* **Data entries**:

————

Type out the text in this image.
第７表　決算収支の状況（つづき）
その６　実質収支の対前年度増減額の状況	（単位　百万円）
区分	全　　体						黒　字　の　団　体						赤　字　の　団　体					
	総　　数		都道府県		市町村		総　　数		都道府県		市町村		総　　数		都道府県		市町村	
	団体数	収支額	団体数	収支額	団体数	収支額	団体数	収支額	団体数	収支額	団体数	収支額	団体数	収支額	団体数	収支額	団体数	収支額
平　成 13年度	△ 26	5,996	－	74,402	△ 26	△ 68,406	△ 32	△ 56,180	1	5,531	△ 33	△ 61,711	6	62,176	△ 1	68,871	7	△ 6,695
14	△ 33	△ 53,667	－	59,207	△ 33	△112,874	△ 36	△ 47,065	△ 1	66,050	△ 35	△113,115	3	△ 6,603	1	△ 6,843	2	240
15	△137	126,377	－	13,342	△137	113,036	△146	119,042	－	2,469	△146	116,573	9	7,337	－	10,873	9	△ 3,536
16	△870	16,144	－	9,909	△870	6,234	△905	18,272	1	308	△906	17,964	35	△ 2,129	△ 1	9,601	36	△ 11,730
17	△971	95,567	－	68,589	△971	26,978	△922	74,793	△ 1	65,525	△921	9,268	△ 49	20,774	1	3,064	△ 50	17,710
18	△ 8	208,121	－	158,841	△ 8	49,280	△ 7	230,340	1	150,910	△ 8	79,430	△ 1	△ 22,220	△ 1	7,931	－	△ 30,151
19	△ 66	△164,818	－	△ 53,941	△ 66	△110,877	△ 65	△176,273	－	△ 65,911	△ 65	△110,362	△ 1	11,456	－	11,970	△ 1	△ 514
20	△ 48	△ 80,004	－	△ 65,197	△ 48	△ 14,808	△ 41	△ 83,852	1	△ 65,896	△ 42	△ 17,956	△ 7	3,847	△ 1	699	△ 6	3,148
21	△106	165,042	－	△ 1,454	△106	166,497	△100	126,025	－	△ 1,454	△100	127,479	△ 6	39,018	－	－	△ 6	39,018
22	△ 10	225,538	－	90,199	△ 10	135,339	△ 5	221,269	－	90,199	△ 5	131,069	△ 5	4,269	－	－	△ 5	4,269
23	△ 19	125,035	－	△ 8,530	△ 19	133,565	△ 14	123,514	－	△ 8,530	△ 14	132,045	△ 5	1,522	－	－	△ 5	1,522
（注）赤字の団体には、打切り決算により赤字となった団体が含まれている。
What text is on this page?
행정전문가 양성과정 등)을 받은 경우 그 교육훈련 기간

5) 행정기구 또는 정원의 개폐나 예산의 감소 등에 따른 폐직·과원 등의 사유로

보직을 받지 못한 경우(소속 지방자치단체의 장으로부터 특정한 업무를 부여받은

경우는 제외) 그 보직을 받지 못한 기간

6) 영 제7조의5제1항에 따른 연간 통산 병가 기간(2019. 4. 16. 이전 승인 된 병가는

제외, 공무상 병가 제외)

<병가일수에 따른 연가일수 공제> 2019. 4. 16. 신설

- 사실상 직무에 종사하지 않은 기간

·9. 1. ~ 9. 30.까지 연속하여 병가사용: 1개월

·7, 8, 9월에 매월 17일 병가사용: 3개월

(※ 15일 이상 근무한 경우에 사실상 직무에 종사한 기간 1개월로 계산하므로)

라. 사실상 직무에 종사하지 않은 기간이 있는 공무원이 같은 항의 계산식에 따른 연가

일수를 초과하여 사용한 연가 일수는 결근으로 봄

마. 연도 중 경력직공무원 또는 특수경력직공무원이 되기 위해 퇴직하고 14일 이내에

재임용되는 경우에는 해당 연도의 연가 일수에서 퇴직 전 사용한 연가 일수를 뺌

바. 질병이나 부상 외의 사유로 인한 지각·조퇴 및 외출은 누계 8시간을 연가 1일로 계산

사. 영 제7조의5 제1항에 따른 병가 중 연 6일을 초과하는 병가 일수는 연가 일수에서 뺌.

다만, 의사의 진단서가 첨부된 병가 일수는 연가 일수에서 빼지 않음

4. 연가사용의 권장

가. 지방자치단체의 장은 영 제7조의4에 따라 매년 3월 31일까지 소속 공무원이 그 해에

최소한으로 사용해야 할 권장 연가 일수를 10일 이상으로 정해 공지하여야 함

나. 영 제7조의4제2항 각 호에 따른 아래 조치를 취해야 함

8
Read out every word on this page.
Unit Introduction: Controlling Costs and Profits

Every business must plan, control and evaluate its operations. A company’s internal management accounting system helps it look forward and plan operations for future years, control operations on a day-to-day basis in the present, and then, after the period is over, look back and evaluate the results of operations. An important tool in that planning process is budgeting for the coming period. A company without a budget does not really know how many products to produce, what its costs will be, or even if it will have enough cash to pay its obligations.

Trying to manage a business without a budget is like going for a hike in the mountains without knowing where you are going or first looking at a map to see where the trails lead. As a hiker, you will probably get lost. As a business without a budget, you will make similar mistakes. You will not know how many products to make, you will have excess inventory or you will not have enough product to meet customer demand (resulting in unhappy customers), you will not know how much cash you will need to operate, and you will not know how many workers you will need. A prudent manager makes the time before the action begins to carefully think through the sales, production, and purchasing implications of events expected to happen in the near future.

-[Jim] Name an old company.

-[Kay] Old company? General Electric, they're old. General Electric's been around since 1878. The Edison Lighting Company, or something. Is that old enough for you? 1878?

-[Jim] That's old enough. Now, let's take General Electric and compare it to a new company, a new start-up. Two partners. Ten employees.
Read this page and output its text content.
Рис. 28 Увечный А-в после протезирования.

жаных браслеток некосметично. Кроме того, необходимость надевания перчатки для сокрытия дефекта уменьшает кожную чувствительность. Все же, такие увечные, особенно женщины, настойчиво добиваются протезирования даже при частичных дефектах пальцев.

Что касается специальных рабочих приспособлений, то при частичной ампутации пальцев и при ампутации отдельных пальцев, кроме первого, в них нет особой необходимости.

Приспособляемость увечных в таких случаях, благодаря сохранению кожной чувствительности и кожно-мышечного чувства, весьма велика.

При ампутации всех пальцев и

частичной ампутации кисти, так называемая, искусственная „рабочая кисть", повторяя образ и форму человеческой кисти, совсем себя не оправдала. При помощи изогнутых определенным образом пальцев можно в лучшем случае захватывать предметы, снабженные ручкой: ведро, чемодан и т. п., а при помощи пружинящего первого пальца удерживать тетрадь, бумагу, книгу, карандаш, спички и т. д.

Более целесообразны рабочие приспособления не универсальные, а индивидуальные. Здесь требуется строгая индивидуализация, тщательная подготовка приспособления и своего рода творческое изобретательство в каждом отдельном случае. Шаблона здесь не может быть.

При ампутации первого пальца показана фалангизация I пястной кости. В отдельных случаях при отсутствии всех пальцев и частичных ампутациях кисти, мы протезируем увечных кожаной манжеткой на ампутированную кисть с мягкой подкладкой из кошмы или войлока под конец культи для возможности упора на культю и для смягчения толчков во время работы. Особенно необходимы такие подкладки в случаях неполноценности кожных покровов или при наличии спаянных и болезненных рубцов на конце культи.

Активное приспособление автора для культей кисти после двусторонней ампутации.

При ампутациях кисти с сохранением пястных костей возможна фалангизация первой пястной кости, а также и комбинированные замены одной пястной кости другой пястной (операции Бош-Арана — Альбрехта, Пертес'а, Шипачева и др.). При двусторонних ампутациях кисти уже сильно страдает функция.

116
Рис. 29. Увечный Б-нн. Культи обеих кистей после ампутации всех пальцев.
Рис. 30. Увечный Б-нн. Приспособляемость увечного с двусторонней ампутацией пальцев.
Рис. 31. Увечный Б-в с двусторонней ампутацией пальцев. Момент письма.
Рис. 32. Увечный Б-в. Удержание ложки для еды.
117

————

* **Given task**:
Note every line above where the string "ампутации" shows up, and copy those lines.

* **Solution to this exercise**:
Что касается специальных рабочих приспособлений, то при частичной ампутации пальцев и при ампутации отдельных пальцев, кроме первого, в них нет особой необходимости.
При ампутации всех пальцев и
частичной ампутации кисти, так называемая, искусственная „рабочая кисть", повторяя образ и форму человеческой кисти, совсем себя не оправдала. При помощи изогнутых определенным образом пальцев можно в лучшем случае захватывать предметы, снабженные ручкой: ведро, чемодан и т. п., а при помощи пружинящего первого пальца удерживать тетрадь, бумагу, книгу, карандаш, спички и т. д.
При ампутации первого пальца показана фалангизация I пястной кости. В отдельных случаях при отсутствии всех пальцев и частичных ампутациях кисти, мы протезируем увечных кожаной манжеткой на ампутированную кисть с мягкой подкладкой из кошмы или войлока под конец культи для возможности упора на культю и для смягчения толчков во время работы. Особенно необходимы такие подкладки в случаях неполноценности кожных покровов или при наличии спаянных и болезненных рубцов на конце культи.
Активное приспособление автора для культей кисти после двусторонней ампутации.
Рис. 29. Увечный Б-нн. Культи обеих кистей после ампутации всех пальцев.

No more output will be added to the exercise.